-- Start GIVEN RECORDS --

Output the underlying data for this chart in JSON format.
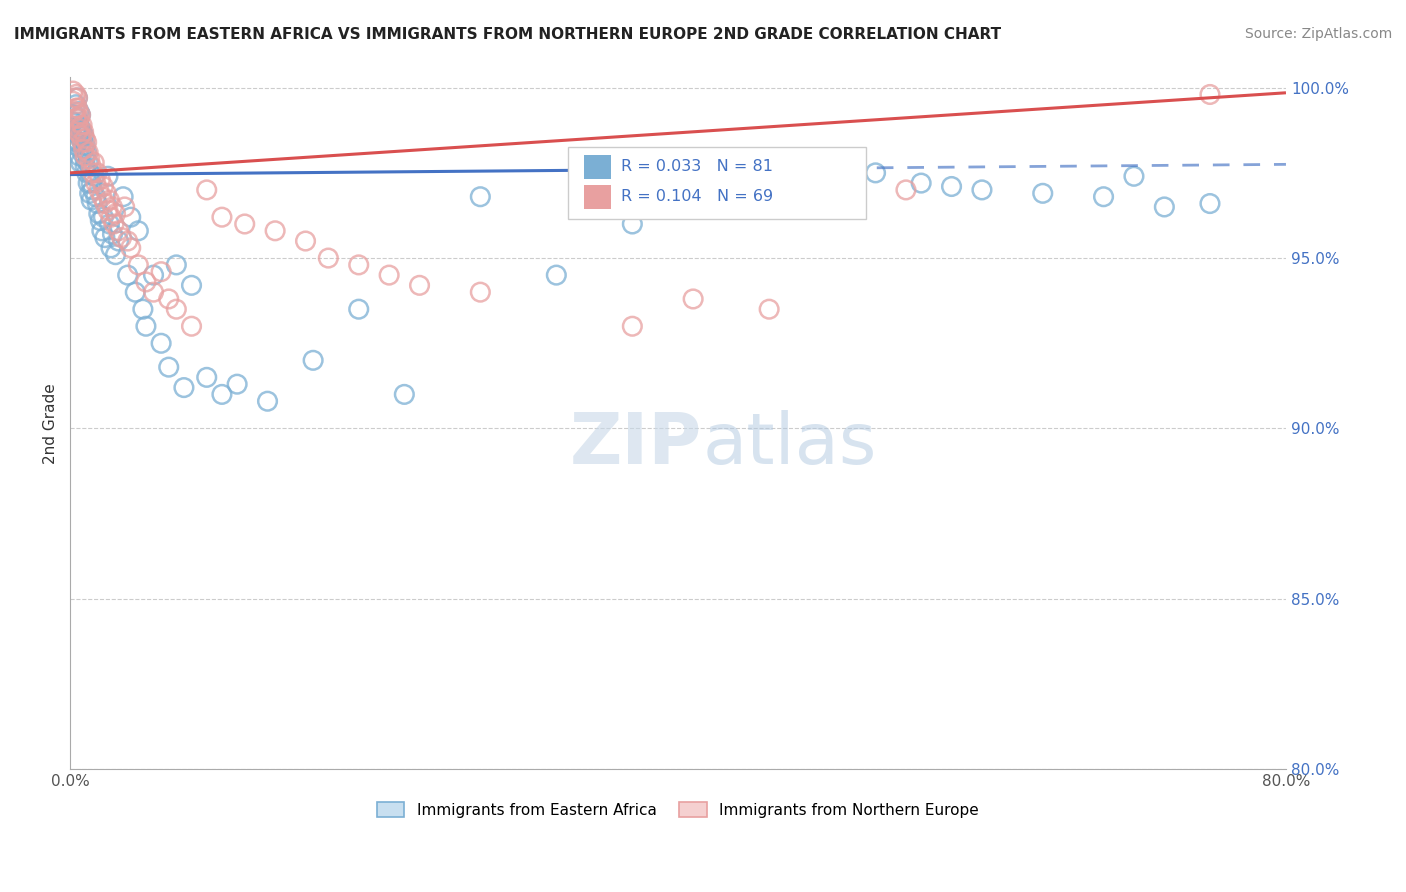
{
  "title": "IMMIGRANTS FROM EASTERN AFRICA VS IMMIGRANTS FROM NORTHERN EUROPE 2ND GRADE CORRELATION CHART",
  "source": "Source: ZipAtlas.com",
  "ylabel": "2nd Grade",
  "legend_bottom": [
    "Immigrants from Eastern Africa",
    "Immigrants from Northern Europe"
  ],
  "R_blue": 0.033,
  "N_blue": 81,
  "R_pink": 0.104,
  "N_pink": 69,
  "xlim": [
    0.0,
    0.8
  ],
  "ylim": [
    0.8,
    1.003
  ],
  "xticks": [
    0.0,
    0.1,
    0.2,
    0.3,
    0.4,
    0.5,
    0.6,
    0.7,
    0.8
  ],
  "xticklabels": [
    "0.0%",
    "",
    "",
    "",
    "",
    "",
    "",
    "",
    "80.0%"
  ],
  "yticks": [
    0.8,
    0.85,
    0.9,
    0.95,
    1.0
  ],
  "yticklabels": [
    "80.0%",
    "85.0%",
    "90.0%",
    "95.0%",
    "100.0%"
  ],
  "color_blue": "#7bafd4",
  "color_pink": "#e8a0a0",
  "trend_blue": "#4472c4",
  "trend_pink": "#d94f4f",
  "background": "#ffffff",
  "blue_trend_solid_end": 0.37,
  "blue_trend_y0": 0.9745,
  "blue_trend_y1": 0.9775,
  "pink_trend_y0": 0.975,
  "pink_trend_y1": 0.9985,
  "blue_x": [
    0.002,
    0.003,
    0.003,
    0.004,
    0.004,
    0.004,
    0.005,
    0.005,
    0.005,
    0.005,
    0.006,
    0.006,
    0.006,
    0.006,
    0.007,
    0.007,
    0.007,
    0.007,
    0.008,
    0.008,
    0.008,
    0.009,
    0.009,
    0.01,
    0.01,
    0.01,
    0.011,
    0.011,
    0.012,
    0.012,
    0.013,
    0.013,
    0.014,
    0.014,
    0.015,
    0.016,
    0.017,
    0.018,
    0.019,
    0.02,
    0.021,
    0.022,
    0.023,
    0.025,
    0.026,
    0.027,
    0.028,
    0.03,
    0.032,
    0.035,
    0.038,
    0.04,
    0.043,
    0.045,
    0.048,
    0.05,
    0.055,
    0.06,
    0.065,
    0.07,
    0.075,
    0.08,
    0.09,
    0.1,
    0.11,
    0.13,
    0.16,
    0.19,
    0.22,
    0.27,
    0.32,
    0.37,
    0.53,
    0.56,
    0.58,
    0.6,
    0.64,
    0.68,
    0.7,
    0.72,
    0.75
  ],
  "blue_y": [
    0.99,
    0.985,
    0.992,
    0.988,
    0.983,
    0.995,
    0.991,
    0.987,
    0.984,
    0.997,
    0.986,
    0.989,
    0.993,
    0.98,
    0.985,
    0.988,
    0.992,
    0.978,
    0.984,
    0.987,
    0.981,
    0.986,
    0.982,
    0.979,
    0.983,
    0.977,
    0.981,
    0.975,
    0.978,
    0.972,
    0.975,
    0.969,
    0.972,
    0.967,
    0.97,
    0.974,
    0.968,
    0.966,
    0.963,
    0.961,
    0.958,
    0.962,
    0.956,
    0.974,
    0.96,
    0.953,
    0.957,
    0.951,
    0.955,
    0.968,
    0.945,
    0.962,
    0.94,
    0.958,
    0.935,
    0.93,
    0.945,
    0.925,
    0.918,
    0.948,
    0.912,
    0.942,
    0.915,
    0.91,
    0.913,
    0.908,
    0.92,
    0.935,
    0.91,
    0.968,
    0.945,
    0.96,
    0.975,
    0.972,
    0.971,
    0.97,
    0.969,
    0.968,
    0.974,
    0.965,
    0.966
  ],
  "pink_x": [
    0.002,
    0.002,
    0.003,
    0.003,
    0.004,
    0.004,
    0.004,
    0.005,
    0.005,
    0.005,
    0.005,
    0.006,
    0.006,
    0.007,
    0.007,
    0.008,
    0.008,
    0.009,
    0.009,
    0.01,
    0.01,
    0.011,
    0.012,
    0.013,
    0.014,
    0.015,
    0.016,
    0.017,
    0.018,
    0.019,
    0.02,
    0.021,
    0.022,
    0.023,
    0.024,
    0.025,
    0.026,
    0.027,
    0.028,
    0.029,
    0.03,
    0.032,
    0.034,
    0.036,
    0.038,
    0.04,
    0.045,
    0.05,
    0.055,
    0.06,
    0.065,
    0.07,
    0.08,
    0.09,
    0.1,
    0.115,
    0.135,
    0.155,
    0.17,
    0.19,
    0.21,
    0.23,
    0.27,
    0.34,
    0.37,
    0.41,
    0.46,
    0.55,
    0.75
  ],
  "pink_y": [
    0.996,
    0.999,
    0.993,
    0.997,
    0.994,
    0.991,
    0.998,
    0.99,
    0.994,
    0.997,
    0.987,
    0.991,
    0.988,
    0.992,
    0.986,
    0.989,
    0.984,
    0.987,
    0.982,
    0.985,
    0.98,
    0.984,
    0.981,
    0.979,
    0.977,
    0.975,
    0.978,
    0.972,
    0.975,
    0.97,
    0.973,
    0.968,
    0.971,
    0.966,
    0.969,
    0.964,
    0.967,
    0.962,
    0.965,
    0.96,
    0.963,
    0.958,
    0.956,
    0.965,
    0.955,
    0.953,
    0.948,
    0.943,
    0.94,
    0.946,
    0.938,
    0.935,
    0.93,
    0.97,
    0.962,
    0.96,
    0.958,
    0.955,
    0.95,
    0.948,
    0.945,
    0.942,
    0.94,
    0.968,
    0.93,
    0.938,
    0.935,
    0.97,
    0.998
  ]
}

-- End GIVEN RECORDS --

The records above are to be restated exactly, without their pictures.

EXERCISE SOLUTION:
Output the underlying data for this chart in JSON format.
{
  "title": "IMMIGRANTS FROM EASTERN AFRICA VS IMMIGRANTS FROM NORTHERN EUROPE 2ND GRADE CORRELATION CHART",
  "source": "Source: ZipAtlas.com",
  "ylabel": "2nd Grade",
  "legend_bottom": [
    "Immigrants from Eastern Africa",
    "Immigrants from Northern Europe"
  ],
  "R_blue": 0.033,
  "N_blue": 81,
  "R_pink": 0.104,
  "N_pink": 69,
  "xlim": [
    0.0,
    0.8
  ],
  "ylim": [
    0.8,
    1.003
  ],
  "xticks": [
    0.0,
    0.1,
    0.2,
    0.3,
    0.4,
    0.5,
    0.6,
    0.7,
    0.8
  ],
  "xticklabels": [
    "0.0%",
    "",
    "",
    "",
    "",
    "",
    "",
    "",
    "80.0%"
  ],
  "yticks": [
    0.8,
    0.85,
    0.9,
    0.95,
    1.0
  ],
  "yticklabels": [
    "80.0%",
    "85.0%",
    "90.0%",
    "95.0%",
    "100.0%"
  ],
  "color_blue": "#7bafd4",
  "color_pink": "#e8a0a0",
  "trend_blue": "#4472c4",
  "trend_pink": "#d94f4f",
  "background": "#ffffff",
  "blue_trend_solid_end": 0.37,
  "blue_trend_y0": 0.9745,
  "blue_trend_y1": 0.9775,
  "pink_trend_y0": 0.975,
  "pink_trend_y1": 0.9985,
  "blue_x": [
    0.002,
    0.003,
    0.003,
    0.004,
    0.004,
    0.004,
    0.005,
    0.005,
    0.005,
    0.005,
    0.006,
    0.006,
    0.006,
    0.006,
    0.007,
    0.007,
    0.007,
    0.007,
    0.008,
    0.008,
    0.008,
    0.009,
    0.009,
    0.01,
    0.01,
    0.01,
    0.011,
    0.011,
    0.012,
    0.012,
    0.013,
    0.013,
    0.014,
    0.014,
    0.015,
    0.016,
    0.017,
    0.018,
    0.019,
    0.02,
    0.021,
    0.022,
    0.023,
    0.025,
    0.026,
    0.027,
    0.028,
    0.03,
    0.032,
    0.035,
    0.038,
    0.04,
    0.043,
    0.045,
    0.048,
    0.05,
    0.055,
    0.06,
    0.065,
    0.07,
    0.075,
    0.08,
    0.09,
    0.1,
    0.11,
    0.13,
    0.16,
    0.19,
    0.22,
    0.27,
    0.32,
    0.37,
    0.53,
    0.56,
    0.58,
    0.6,
    0.64,
    0.68,
    0.7,
    0.72,
    0.75
  ],
  "blue_y": [
    0.99,
    0.985,
    0.992,
    0.988,
    0.983,
    0.995,
    0.991,
    0.987,
    0.984,
    0.997,
    0.986,
    0.989,
    0.993,
    0.98,
    0.985,
    0.988,
    0.992,
    0.978,
    0.984,
    0.987,
    0.981,
    0.986,
    0.982,
    0.979,
    0.983,
    0.977,
    0.981,
    0.975,
    0.978,
    0.972,
    0.975,
    0.969,
    0.972,
    0.967,
    0.97,
    0.974,
    0.968,
    0.966,
    0.963,
    0.961,
    0.958,
    0.962,
    0.956,
    0.974,
    0.96,
    0.953,
    0.957,
    0.951,
    0.955,
    0.968,
    0.945,
    0.962,
    0.94,
    0.958,
    0.935,
    0.93,
    0.945,
    0.925,
    0.918,
    0.948,
    0.912,
    0.942,
    0.915,
    0.91,
    0.913,
    0.908,
    0.92,
    0.935,
    0.91,
    0.968,
    0.945,
    0.96,
    0.975,
    0.972,
    0.971,
    0.97,
    0.969,
    0.968,
    0.974,
    0.965,
    0.966
  ],
  "pink_x": [
    0.002,
    0.002,
    0.003,
    0.003,
    0.004,
    0.004,
    0.004,
    0.005,
    0.005,
    0.005,
    0.005,
    0.006,
    0.006,
    0.007,
    0.007,
    0.008,
    0.008,
    0.009,
    0.009,
    0.01,
    0.01,
    0.011,
    0.012,
    0.013,
    0.014,
    0.015,
    0.016,
    0.017,
    0.018,
    0.019,
    0.02,
    0.021,
    0.022,
    0.023,
    0.024,
    0.025,
    0.026,
    0.027,
    0.028,
    0.029,
    0.03,
    0.032,
    0.034,
    0.036,
    0.038,
    0.04,
    0.045,
    0.05,
    0.055,
    0.06,
    0.065,
    0.07,
    0.08,
    0.09,
    0.1,
    0.115,
    0.135,
    0.155,
    0.17,
    0.19,
    0.21,
    0.23,
    0.27,
    0.34,
    0.37,
    0.41,
    0.46,
    0.55,
    0.75
  ],
  "pink_y": [
    0.996,
    0.999,
    0.993,
    0.997,
    0.994,
    0.991,
    0.998,
    0.99,
    0.994,
    0.997,
    0.987,
    0.991,
    0.988,
    0.992,
    0.986,
    0.989,
    0.984,
    0.987,
    0.982,
    0.985,
    0.98,
    0.984,
    0.981,
    0.979,
    0.977,
    0.975,
    0.978,
    0.972,
    0.975,
    0.97,
    0.973,
    0.968,
    0.971,
    0.966,
    0.969,
    0.964,
    0.967,
    0.962,
    0.965,
    0.96,
    0.963,
    0.958,
    0.956,
    0.965,
    0.955,
    0.953,
    0.948,
    0.943,
    0.94,
    0.946,
    0.938,
    0.935,
    0.93,
    0.97,
    0.962,
    0.96,
    0.958,
    0.955,
    0.95,
    0.948,
    0.945,
    0.942,
    0.94,
    0.968,
    0.93,
    0.938,
    0.935,
    0.97,
    0.998
  ]
}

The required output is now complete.